What is required → Among the lines of these entries, how many hold the word "entreprise"? State only the number.

Entries shown →

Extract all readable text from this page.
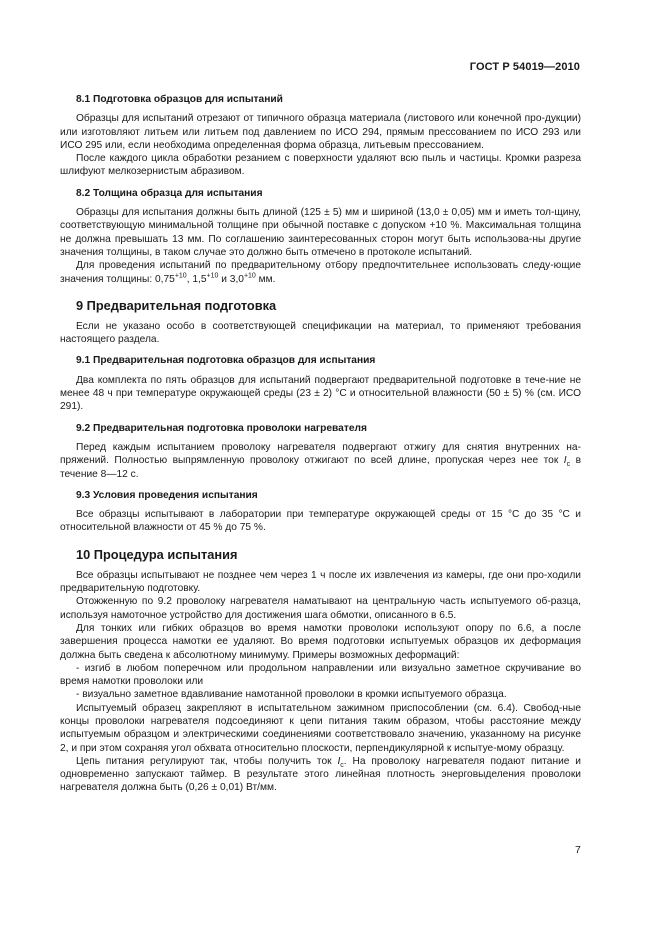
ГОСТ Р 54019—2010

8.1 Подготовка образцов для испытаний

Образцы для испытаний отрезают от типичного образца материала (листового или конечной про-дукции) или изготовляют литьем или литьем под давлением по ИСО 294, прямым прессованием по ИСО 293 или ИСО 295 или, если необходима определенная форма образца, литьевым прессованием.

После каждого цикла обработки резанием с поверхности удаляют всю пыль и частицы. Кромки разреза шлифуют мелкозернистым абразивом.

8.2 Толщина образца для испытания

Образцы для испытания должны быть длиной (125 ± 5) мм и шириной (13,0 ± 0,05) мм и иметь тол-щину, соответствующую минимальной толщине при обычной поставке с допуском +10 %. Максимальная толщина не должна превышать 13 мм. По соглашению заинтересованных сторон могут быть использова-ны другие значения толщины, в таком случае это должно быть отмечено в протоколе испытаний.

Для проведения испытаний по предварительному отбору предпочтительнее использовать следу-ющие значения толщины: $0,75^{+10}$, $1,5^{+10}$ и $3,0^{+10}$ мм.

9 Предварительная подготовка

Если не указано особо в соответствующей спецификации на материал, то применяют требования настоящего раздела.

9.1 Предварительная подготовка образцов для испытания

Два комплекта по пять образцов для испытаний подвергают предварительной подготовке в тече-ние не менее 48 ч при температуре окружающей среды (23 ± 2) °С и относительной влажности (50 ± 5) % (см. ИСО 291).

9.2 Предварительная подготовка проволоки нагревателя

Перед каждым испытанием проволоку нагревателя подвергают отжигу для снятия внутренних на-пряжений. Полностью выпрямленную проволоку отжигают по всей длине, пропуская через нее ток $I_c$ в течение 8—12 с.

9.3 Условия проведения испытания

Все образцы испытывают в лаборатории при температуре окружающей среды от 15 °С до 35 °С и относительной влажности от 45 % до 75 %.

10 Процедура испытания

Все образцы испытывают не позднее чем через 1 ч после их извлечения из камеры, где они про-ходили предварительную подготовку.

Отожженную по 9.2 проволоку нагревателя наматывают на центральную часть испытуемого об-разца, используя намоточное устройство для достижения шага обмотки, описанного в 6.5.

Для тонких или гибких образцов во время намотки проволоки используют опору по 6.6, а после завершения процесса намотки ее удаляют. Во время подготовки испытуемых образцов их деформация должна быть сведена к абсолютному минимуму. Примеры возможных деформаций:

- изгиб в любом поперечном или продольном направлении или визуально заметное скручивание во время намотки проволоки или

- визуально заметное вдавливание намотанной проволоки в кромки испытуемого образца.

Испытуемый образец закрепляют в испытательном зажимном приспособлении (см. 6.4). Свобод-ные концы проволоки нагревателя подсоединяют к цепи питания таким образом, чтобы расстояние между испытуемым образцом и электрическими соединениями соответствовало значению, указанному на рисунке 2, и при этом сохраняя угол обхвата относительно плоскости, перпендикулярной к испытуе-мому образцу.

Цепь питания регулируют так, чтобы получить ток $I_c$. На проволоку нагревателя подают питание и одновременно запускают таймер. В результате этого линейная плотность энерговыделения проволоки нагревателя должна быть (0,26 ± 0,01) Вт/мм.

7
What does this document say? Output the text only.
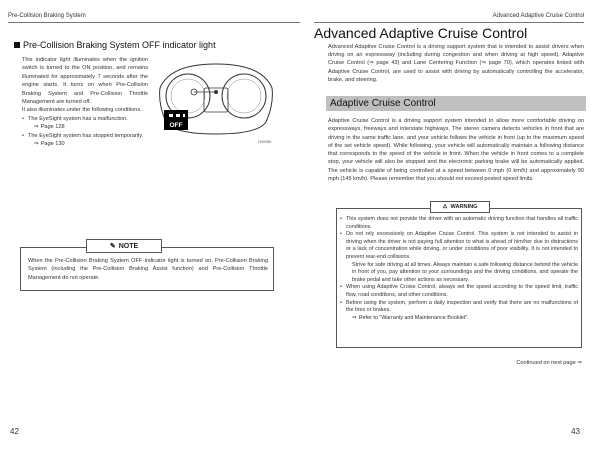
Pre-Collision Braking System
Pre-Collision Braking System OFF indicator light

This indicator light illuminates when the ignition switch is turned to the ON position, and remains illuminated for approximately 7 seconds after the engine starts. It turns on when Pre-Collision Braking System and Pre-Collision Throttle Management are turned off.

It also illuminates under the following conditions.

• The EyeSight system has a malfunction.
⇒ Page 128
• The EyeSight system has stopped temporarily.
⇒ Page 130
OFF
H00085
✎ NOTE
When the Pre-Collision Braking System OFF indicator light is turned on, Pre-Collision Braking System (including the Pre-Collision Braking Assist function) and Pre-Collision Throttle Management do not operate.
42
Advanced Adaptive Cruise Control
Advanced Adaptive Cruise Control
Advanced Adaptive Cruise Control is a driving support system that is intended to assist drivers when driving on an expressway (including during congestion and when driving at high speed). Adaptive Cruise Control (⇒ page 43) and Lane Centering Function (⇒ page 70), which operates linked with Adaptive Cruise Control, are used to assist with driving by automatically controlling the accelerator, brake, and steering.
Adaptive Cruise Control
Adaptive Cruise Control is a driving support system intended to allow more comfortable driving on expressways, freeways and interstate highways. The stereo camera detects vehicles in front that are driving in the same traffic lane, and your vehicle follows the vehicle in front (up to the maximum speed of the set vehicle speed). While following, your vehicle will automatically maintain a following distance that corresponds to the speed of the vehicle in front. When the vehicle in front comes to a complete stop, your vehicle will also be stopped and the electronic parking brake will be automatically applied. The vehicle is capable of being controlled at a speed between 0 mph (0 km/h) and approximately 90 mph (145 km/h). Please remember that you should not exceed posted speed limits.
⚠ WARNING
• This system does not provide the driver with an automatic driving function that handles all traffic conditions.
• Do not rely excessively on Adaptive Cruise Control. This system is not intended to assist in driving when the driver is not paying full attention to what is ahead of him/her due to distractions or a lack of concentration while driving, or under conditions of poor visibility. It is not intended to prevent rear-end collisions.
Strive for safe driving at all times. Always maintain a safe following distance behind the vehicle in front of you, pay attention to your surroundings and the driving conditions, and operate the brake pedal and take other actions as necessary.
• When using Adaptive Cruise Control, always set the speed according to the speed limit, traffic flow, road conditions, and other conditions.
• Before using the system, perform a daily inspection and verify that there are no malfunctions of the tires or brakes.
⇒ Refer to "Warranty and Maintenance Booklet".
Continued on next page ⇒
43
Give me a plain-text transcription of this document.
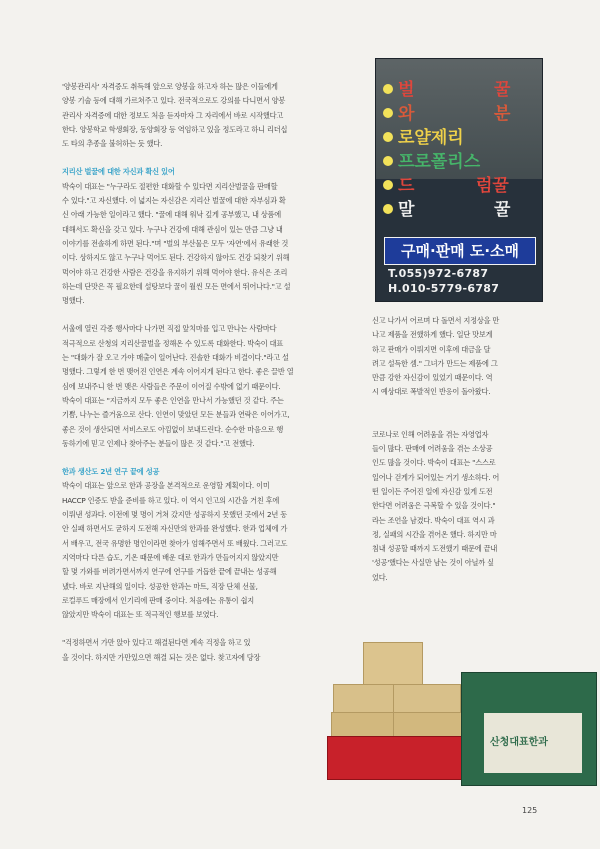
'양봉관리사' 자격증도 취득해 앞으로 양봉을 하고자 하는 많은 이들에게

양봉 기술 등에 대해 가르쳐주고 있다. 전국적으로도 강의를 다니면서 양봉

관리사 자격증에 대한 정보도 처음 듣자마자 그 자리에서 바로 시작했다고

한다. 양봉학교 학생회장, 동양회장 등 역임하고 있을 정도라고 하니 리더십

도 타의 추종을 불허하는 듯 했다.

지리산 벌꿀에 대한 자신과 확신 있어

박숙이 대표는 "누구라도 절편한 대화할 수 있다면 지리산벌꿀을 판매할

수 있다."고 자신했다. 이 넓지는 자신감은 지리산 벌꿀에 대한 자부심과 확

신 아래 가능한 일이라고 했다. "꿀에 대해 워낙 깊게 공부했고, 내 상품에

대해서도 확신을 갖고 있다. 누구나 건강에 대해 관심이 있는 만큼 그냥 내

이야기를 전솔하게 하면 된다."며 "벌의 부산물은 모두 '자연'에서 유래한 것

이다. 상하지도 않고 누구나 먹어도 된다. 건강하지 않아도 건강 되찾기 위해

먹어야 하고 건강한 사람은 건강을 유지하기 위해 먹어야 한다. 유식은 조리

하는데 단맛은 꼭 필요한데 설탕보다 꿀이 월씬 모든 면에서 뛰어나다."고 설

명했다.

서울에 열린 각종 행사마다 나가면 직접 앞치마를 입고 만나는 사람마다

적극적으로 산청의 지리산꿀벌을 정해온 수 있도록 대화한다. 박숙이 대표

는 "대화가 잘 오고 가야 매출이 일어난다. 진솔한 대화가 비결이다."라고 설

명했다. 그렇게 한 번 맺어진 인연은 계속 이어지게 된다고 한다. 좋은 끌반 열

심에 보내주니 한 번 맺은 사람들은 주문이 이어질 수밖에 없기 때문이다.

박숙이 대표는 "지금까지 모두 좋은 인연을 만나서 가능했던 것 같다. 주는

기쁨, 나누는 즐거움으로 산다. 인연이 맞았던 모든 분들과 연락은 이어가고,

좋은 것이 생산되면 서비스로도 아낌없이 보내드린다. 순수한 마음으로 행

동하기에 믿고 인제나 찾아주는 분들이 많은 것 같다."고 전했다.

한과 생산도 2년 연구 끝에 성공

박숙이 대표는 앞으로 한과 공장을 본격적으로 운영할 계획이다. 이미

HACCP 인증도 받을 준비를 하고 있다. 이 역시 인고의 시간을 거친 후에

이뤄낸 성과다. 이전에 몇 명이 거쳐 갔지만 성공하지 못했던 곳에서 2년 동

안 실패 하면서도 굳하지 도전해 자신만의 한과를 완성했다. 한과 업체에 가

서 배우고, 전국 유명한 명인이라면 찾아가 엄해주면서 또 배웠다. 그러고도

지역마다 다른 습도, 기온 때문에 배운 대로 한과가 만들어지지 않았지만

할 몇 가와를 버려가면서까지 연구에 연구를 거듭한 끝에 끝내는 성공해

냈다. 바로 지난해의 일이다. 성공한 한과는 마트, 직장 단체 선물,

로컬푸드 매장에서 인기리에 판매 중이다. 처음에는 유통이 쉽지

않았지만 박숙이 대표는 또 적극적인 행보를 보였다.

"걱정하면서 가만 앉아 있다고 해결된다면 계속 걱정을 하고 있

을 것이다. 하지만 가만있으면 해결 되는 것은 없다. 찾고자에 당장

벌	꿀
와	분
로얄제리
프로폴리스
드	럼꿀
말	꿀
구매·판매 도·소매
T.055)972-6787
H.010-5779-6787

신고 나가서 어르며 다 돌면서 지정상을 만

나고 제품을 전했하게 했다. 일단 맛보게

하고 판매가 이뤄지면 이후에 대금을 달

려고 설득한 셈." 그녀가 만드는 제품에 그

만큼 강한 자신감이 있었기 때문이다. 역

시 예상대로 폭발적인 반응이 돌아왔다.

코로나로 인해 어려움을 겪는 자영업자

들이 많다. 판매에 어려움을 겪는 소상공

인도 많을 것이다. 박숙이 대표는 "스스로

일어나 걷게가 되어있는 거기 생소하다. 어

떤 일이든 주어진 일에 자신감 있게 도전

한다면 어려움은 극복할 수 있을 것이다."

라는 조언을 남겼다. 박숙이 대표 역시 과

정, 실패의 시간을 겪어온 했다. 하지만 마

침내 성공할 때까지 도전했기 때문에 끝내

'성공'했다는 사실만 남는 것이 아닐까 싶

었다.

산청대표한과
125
--
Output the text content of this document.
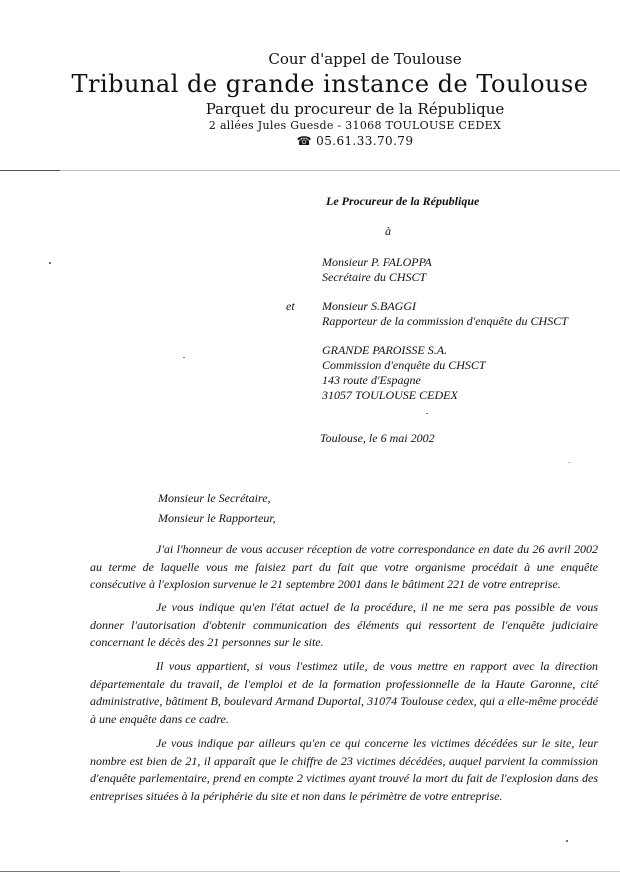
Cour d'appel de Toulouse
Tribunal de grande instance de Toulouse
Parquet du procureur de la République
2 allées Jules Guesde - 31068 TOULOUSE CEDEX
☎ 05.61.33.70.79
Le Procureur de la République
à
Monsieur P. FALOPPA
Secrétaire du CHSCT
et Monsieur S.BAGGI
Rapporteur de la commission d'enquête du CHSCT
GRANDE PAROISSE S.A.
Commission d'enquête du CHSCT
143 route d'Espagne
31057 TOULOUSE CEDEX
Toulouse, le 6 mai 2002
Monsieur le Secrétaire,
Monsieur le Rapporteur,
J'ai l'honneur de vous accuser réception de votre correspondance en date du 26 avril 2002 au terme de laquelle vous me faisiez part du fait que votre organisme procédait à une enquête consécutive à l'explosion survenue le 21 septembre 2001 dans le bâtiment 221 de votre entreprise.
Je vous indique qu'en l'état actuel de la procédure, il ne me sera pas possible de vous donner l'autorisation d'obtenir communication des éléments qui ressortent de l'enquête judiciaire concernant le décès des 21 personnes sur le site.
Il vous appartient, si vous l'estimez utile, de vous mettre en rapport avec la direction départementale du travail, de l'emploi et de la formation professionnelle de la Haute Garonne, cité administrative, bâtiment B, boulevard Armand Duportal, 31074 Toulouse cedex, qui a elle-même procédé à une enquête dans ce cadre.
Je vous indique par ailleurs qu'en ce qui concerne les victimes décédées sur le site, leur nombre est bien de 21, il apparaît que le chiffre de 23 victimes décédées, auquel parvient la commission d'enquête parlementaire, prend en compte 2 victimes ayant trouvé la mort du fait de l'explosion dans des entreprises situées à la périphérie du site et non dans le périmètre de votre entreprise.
* * *
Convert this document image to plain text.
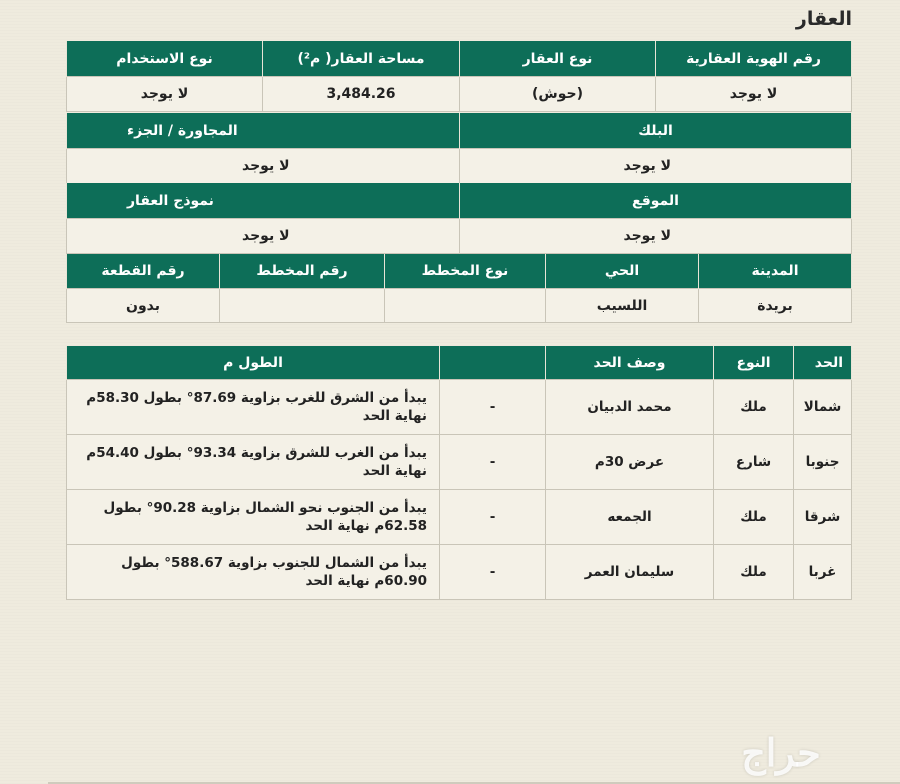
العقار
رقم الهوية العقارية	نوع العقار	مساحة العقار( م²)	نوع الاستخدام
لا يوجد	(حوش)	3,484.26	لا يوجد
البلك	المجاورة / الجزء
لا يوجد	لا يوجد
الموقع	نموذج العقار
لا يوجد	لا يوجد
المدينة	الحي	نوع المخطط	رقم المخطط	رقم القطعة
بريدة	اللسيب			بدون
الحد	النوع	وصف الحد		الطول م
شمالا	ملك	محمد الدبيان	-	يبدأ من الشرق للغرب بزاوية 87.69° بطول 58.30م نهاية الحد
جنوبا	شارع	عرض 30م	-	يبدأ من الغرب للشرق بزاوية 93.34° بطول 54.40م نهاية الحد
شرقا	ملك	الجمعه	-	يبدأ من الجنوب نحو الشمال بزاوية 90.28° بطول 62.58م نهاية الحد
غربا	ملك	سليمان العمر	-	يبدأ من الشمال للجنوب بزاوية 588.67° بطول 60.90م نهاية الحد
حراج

Written answer → 2